** BEGIN **
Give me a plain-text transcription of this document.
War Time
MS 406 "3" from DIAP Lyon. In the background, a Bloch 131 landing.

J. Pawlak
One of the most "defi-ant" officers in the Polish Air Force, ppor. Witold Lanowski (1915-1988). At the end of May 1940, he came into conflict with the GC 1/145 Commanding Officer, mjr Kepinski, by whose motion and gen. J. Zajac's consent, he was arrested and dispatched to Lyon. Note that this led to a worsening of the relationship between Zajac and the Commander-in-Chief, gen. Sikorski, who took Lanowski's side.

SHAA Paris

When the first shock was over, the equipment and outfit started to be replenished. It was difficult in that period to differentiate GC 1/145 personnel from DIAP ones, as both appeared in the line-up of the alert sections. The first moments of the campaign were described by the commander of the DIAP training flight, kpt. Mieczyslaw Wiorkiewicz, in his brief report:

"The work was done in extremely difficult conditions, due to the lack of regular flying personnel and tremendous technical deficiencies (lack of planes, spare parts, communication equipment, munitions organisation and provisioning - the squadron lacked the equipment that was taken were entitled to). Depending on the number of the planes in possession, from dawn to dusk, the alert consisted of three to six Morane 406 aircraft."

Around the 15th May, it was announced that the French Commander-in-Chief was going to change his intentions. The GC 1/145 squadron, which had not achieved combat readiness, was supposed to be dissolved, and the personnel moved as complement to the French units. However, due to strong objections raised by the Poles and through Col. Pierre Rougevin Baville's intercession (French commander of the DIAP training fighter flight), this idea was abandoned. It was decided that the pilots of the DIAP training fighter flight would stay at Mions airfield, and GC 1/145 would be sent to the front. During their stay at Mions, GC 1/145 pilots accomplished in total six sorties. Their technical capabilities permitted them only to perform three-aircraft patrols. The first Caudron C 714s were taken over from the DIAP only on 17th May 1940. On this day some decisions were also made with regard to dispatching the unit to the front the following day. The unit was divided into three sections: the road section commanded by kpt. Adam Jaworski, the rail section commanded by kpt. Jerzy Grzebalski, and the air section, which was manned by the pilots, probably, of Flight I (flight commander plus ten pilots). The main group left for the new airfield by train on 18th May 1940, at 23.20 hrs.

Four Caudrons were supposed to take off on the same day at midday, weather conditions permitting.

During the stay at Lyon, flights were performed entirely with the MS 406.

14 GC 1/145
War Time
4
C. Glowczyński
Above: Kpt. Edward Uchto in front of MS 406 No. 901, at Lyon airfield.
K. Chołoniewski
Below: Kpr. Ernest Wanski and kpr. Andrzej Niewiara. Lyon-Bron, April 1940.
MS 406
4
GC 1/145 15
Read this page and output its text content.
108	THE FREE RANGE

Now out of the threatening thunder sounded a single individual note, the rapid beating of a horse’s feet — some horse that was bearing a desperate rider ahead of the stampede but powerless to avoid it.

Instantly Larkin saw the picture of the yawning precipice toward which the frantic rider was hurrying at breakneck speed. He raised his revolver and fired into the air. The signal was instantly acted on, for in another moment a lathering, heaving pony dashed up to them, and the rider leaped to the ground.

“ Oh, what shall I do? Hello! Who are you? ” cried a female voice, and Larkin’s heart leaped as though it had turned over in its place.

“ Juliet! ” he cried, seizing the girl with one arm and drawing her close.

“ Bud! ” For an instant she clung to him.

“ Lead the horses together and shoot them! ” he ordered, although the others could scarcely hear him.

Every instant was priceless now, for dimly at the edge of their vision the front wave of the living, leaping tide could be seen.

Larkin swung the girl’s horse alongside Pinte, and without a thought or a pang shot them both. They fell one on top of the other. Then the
** END **
THE PROBLEM: Write the entire listing out again, word for word.

COMPLETE RESPONSE:
Give me a plain-text transcription of this document.
War Time
MS 406 "3" from DIAP Lyon. In the background, a Bloch 131 landing.

J. Pawlak
One of the most "defi-ant" officers in the Polish Air Force, ppor. Witold Lanowski (1915-1988). At the end of May 1940, he came into conflict with the GC 1/145 Commanding Officer, mjr Kepinski, by whose motion and gen. J. Zajac's consent, he was arrested and dispatched to Lyon. Note that this led to a worsening of the relationship between Zajac and the Commander-in-Chief, gen. Sikorski, who took Lanowski's side.

SHAA Paris

When the first shock was over, the equipment and outfit started to be replenished. It was difficult in that period to differentiate GC 1/145 personnel from DIAP ones, as both appeared in the line-up of the alert sections. The first moments of the campaign were described by the commander of the DIAP training flight, kpt. Mieczyslaw Wiorkiewicz, in his brief report:

"The work was done in extremely difficult conditions, due to the lack of regular flying personnel and tremendous technical deficiencies (lack of planes, spare parts, communication equipment, munitions organisation and provisioning - the squadron lacked the equipment that was taken were entitled to). Depending on the number of the planes in possession, from dawn to dusk, the alert consisted of three to six Morane 406 aircraft."

Around the 15th May, it was announced that the French Commander-in-Chief was going to change his intentions. The GC 1/145 squadron, which had not achieved combat readiness, was supposed to be dissolved, and the personnel moved as complement to the French units. However, due to strong objections raised by the Poles and through Col. Pierre Rougevin Baville's intercession (French commander of the DIAP training fighter flight), this idea was abandoned. It was decided that the pilots of the DIAP training fighter flight would stay at Mions airfield, and GC 1/145 would be sent to the front. During their stay at Mions, GC 1/145 pilots accomplished in total six sorties. Their technical capabilities permitted them only to perform three-aircraft patrols. The first Caudron C 714s were taken over from the DIAP only on 17th May 1940. On this day some decisions were also made with regard to dispatching the unit to the front the following day. The unit was divided into three sections: the road section commanded by kpt. Adam Jaworski, the rail section commanded by kpt. Jerzy Grzebalski, and the air section, which was manned by the pilots, probably, of Flight I (flight commander plus ten pilots). The main group left for the new airfield by train on 18th May 1940, at 23.20 hrs.

Four Caudrons were supposed to take off on the same day at midday, weather conditions permitting.

During the stay at Lyon, flights were performed entirely with the MS 406.

14 GC 1/145
War Time
4
C. Glowczyński
Above: Kpt. Edward Uchto in front of MS 406 No. 901, at Lyon airfield.
K. Chołoniewski
Below: Kpr. Ernest Wanski and kpr. Andrzej Niewiara. Lyon-Bron, April 1940.
MS 406
4
GC 1/145 15
Read this page and output its text content.
108	THE FREE RANGE

Now out of the threatening thunder sounded a single individual note, the rapid beating of a horse’s feet — some horse that was bearing a desperate rider ahead of the stampede but powerless to avoid it.

Instantly Larkin saw the picture of the yawning precipice toward which the frantic rider was hurrying at breakneck speed. He raised his revolver and fired into the air. The signal was instantly acted on, for in another moment a lathering, heaving pony dashed up to them, and the rider leaped to the ground.

“ Oh, what shall I do? Hello! Who are you? ” cried a female voice, and Larkin’s heart leaped as though it had turned over in its place.

“ Juliet! ” he cried, seizing the girl with one arm and drawing her close.

“ Bud! ” For an instant she clung to him.

“ Lead the horses together and shoot them! ” he ordered, although the others could scarcely hear him.

Every instant was priceless now, for dimly at the edge of their vision the front wave of the living, leaping tide could be seen.

Larkin swung the girl’s horse alongside Pinte, and without a thought or a pang shot them both. They fell one on top of the other. Then the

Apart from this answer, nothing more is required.